• **Records provided**:
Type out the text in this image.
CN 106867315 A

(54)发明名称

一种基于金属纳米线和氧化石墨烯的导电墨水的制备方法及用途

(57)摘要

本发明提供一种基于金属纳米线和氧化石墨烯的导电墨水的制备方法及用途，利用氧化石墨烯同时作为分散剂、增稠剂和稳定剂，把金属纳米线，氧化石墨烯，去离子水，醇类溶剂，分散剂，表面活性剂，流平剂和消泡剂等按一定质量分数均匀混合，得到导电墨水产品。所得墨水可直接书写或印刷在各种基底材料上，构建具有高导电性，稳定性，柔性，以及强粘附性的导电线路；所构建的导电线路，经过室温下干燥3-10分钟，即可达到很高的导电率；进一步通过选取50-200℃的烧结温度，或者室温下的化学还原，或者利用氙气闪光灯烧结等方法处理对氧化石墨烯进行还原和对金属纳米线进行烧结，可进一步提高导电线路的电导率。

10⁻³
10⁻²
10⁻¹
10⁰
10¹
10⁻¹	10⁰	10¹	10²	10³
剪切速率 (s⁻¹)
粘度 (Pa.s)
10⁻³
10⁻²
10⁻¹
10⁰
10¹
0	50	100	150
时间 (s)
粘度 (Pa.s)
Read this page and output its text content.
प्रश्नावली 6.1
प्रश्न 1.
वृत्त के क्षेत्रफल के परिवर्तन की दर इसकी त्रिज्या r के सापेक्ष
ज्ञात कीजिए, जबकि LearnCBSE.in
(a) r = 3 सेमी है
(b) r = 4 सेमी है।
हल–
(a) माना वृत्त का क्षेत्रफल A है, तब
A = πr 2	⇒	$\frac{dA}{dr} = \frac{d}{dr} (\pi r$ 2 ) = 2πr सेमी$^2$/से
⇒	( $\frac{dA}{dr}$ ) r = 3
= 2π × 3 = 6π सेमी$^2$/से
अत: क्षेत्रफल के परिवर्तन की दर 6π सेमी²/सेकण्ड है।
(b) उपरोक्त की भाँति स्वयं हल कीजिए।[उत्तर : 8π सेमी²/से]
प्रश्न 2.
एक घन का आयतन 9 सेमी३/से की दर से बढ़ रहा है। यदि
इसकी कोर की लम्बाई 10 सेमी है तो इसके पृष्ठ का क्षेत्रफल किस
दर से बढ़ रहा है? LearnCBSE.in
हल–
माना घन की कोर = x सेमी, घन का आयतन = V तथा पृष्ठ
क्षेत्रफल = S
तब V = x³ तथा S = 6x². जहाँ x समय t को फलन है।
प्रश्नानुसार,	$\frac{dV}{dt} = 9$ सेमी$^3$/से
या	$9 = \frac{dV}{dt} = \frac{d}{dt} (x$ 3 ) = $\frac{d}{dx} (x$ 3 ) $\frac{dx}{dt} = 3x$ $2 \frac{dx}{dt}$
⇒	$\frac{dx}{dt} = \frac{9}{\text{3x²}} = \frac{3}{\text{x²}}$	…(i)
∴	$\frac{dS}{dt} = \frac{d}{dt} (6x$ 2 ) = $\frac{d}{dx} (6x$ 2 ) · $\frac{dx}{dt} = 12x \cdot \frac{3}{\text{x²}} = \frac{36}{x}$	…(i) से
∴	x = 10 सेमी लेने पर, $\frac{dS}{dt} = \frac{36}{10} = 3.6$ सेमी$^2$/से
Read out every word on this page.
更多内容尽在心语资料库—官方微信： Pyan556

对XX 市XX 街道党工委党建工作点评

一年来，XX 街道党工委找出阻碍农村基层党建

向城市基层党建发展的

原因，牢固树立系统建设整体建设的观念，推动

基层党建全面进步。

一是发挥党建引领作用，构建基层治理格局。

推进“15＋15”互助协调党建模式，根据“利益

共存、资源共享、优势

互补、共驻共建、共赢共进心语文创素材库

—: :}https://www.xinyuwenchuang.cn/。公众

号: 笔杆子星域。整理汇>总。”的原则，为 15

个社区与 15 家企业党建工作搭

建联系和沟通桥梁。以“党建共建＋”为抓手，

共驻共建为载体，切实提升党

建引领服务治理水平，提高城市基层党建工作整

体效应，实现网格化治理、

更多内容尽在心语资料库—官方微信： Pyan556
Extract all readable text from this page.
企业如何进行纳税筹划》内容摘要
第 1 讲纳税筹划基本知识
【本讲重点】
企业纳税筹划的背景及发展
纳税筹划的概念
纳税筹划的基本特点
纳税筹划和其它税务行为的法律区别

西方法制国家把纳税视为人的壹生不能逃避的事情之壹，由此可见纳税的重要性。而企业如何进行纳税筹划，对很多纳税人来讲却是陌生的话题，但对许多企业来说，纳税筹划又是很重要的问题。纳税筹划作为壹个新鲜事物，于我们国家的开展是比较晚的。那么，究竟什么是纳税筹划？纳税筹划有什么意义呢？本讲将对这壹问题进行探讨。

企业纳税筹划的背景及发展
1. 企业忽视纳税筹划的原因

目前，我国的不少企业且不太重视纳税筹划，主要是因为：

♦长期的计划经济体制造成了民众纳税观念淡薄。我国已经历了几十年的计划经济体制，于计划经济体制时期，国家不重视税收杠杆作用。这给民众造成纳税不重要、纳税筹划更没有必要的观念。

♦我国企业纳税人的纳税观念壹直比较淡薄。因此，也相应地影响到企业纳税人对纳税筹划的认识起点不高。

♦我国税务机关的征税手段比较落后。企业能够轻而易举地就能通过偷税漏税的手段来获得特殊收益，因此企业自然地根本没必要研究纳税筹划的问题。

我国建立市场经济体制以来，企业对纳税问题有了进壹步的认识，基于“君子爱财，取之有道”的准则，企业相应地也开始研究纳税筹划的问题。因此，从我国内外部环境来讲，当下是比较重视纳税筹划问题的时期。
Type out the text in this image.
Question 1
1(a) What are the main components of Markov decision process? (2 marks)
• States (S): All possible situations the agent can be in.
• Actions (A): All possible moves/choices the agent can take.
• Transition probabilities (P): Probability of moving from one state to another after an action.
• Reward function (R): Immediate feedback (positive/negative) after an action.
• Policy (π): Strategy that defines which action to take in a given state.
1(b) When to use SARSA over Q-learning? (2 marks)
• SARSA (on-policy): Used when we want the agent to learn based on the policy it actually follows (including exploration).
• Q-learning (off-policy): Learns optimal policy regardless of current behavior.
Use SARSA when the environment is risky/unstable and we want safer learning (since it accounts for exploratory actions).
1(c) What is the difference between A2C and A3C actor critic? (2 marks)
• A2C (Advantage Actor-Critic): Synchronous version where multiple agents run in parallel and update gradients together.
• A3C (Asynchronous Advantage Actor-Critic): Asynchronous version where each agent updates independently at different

• **Problem details**: Using the listing above, list every line in which the string "text" occurs.

• **Answer below**:
Type out the text in this image.
Read this page and output its text content.
⇒	$\frac{dx}{dt} = \frac{9}{\text{3x²}} = \frac{3}{\text{x²}}$	…(i)
∴	$\frac{dS}{dt} = \frac{d}{dt} (6x$ 2 ) = $\frac{d}{dx} (6x$ 2 ) · $\frac{dx}{dt} = 12x \cdot \frac{3}{\text{x²}} = \frac{36}{x}$	…(i) से
Extract all readable text from this page.
Type out the text in this image.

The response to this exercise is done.